-- GIVEN PROBLEM --
Write out the records below once more, exactly as they stand.

********************

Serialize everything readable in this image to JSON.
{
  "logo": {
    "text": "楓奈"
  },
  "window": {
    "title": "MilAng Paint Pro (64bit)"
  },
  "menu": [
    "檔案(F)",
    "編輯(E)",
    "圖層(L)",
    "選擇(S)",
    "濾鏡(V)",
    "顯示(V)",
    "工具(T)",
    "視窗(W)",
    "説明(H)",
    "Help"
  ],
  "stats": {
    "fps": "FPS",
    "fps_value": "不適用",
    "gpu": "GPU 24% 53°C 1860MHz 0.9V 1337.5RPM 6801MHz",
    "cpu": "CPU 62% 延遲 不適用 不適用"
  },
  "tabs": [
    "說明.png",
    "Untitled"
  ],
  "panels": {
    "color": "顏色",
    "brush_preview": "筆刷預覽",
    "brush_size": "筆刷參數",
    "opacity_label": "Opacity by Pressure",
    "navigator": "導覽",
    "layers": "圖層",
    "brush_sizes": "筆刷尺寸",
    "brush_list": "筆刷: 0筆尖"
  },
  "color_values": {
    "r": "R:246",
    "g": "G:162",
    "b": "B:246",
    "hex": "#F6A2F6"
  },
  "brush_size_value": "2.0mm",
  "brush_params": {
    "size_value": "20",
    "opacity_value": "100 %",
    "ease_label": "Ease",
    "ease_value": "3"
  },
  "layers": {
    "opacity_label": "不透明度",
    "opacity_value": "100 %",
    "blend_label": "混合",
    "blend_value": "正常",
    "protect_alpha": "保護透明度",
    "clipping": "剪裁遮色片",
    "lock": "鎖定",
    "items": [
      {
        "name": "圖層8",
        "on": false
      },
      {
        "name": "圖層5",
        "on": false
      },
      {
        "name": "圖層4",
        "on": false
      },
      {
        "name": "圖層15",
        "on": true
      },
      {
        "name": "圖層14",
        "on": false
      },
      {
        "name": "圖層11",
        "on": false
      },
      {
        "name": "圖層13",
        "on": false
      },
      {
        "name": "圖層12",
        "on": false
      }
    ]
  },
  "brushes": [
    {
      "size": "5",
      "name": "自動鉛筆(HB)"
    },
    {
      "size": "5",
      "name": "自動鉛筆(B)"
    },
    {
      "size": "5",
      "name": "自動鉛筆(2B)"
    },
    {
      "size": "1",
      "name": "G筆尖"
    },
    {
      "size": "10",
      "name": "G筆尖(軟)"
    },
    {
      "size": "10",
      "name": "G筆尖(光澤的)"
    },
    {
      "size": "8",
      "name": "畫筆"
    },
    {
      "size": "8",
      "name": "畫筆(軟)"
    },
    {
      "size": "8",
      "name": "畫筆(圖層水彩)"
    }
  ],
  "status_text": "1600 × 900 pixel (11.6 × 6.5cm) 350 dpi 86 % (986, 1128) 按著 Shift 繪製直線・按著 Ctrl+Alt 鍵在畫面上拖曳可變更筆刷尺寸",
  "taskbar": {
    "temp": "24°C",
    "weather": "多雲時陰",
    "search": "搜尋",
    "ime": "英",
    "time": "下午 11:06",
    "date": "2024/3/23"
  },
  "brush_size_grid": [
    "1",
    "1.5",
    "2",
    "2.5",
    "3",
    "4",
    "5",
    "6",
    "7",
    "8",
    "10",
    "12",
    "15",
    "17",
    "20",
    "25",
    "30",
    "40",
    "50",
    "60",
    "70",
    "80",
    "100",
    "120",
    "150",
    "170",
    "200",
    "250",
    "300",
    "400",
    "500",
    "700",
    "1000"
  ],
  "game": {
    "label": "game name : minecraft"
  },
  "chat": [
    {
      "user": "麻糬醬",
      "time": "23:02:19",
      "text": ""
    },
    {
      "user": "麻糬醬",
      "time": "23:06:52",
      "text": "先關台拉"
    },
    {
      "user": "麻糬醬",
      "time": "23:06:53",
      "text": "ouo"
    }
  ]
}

********************

-- RESULT FOR THIS EXERCISE --
Serialize everything readable in this image to JSON.
{
  "logo": {
    "text": "楓奈"
  },
  "window": {
    "title": "MilAng Paint Pro (64bit)"
  },
  "menu": [
    "檔案(F)",
    "編輯(E)",
    "圖層(L)",
    "選擇(S)",
    "濾鏡(V)",
    "顯示(V)",
    "工具(T)",
    "視窗(W)",
    "説明(H)",
    "Help"
  ],
  "stats": {
    "fps": "FPS",
    "fps_value": "不適用",
    "gpu": "GPU 24% 53°C 1860MHz 0.9V 1337.5RPM 6801MHz",
    "cpu": "CPU 62% 延遲 不適用 不適用"
  },
  "tabs": [
    "說明.png",
    "Untitled"
  ],
  "panels": {
    "color": "顏色",
    "brush_preview": "筆刷預覽",
    "brush_size": "筆刷參數",
    "opacity_label": "Opacity by Pressure",
    "navigator": "導覽",
    "layers": "圖層",
    "brush_sizes": "筆刷尺寸",
    "brush_list": "筆刷: 0筆尖"
  },
  "color_values": {
    "r": "R:246",
    "g": "G:162",
    "b": "B:246",
    "hex": "#F6A2F6"
  },
  "brush_size_value": "2.0mm",
  "brush_params": {
    "size_value": "20",
    "opacity_value": "100 %",
    "ease_label": "Ease",
    "ease_value": "3"
  },
  "layers": {
    "opacity_label": "不透明度",
    "opacity_value": "100 %",
    "blend_label": "混合",
    "blend_value": "正常",
    "protect_alpha": "保護透明度",
    "clipping": "剪裁遮色片",
    "lock": "鎖定",
    "items": [
      {
        "name": "圖層8",
        "on": false
      },
      {
        "name": "圖層5",
        "on": false
      },
      {
        "name": "圖層4",
        "on": false
      },
      {
        "name": "圖層15",
        "on": true
      },
      {
        "name": "圖層14",
        "on": false
      },
      {
        "name": "圖層11",
        "on": false
      },
      {
        "name": "圖層13",
        "on": false
      },
      {
        "name": "圖層12",
        "on": false
      }
    ]
  },
  "brushes": [
    {
      "size": "5",
      "name": "自動鉛筆(HB)"
    },
    {
      "size": "5",
      "name": "自動鉛筆(B)"
    },
    {
      "size": "5",
      "name": "自動鉛筆(2B)"
    },
    {
      "size": "1",
      "name": "G筆尖"
    },
    {
      "size": "10",
      "name": "G筆尖(軟)"
    },
    {
      "size": "10",
      "name": "G筆尖(光澤的)"
    },
    {
      "size": "8",
      "name": "畫筆"
    },
    {
      "size": "8",
      "name": "畫筆(軟)"
    },
    {
      "size": "8",
      "name": "畫筆(圖層水彩)"
    }
  ],
  "status_text": "1600 × 900 pixel (11.6 × 6.5cm) 350 dpi 86 % (986, 1128) 按著 Shift 繪製直線・按著 Ctrl+Alt 鍵在畫面上拖曳可變更筆刷尺寸",
  "taskbar": {
    "temp": "24°C",
    "weather": "多雲時陰",
    "search": "搜尋",
    "ime": "英",
    "time": "下午 11:06",
    "date": "2024/3/23"
  },
  "brush_size_grid": [
    "1",
    "1.5",
    "2",
    "2.5",
    "3",
    "4",
    "5",
    "6",
    "7",
    "8",
    "10",
    "12",
    "15",
    "17",
    "20",
    "25",
    "30",
    "40",
    "50",
    "60",
    "70",
    "80",
    "100",
    "120",
    "150",
    "170",
    "200",
    "250",
    "300",
    "400",
    "500",
    "700",
    "1000"
  ],
  "game": {
    "label": "game name : minecraft"
  },
  "chat": [
    {
      "user": "麻糬醬",
      "time": "23:02:19",
      "text": ""
    },
    {
      "user": "麻糬醬",
      "time": "23:06:52",
      "text": "先關台拉"
    },
    {
      "user": "麻糬醬",
      "time": "23:06:53",
      "text": "ouo"
    }
  ]
}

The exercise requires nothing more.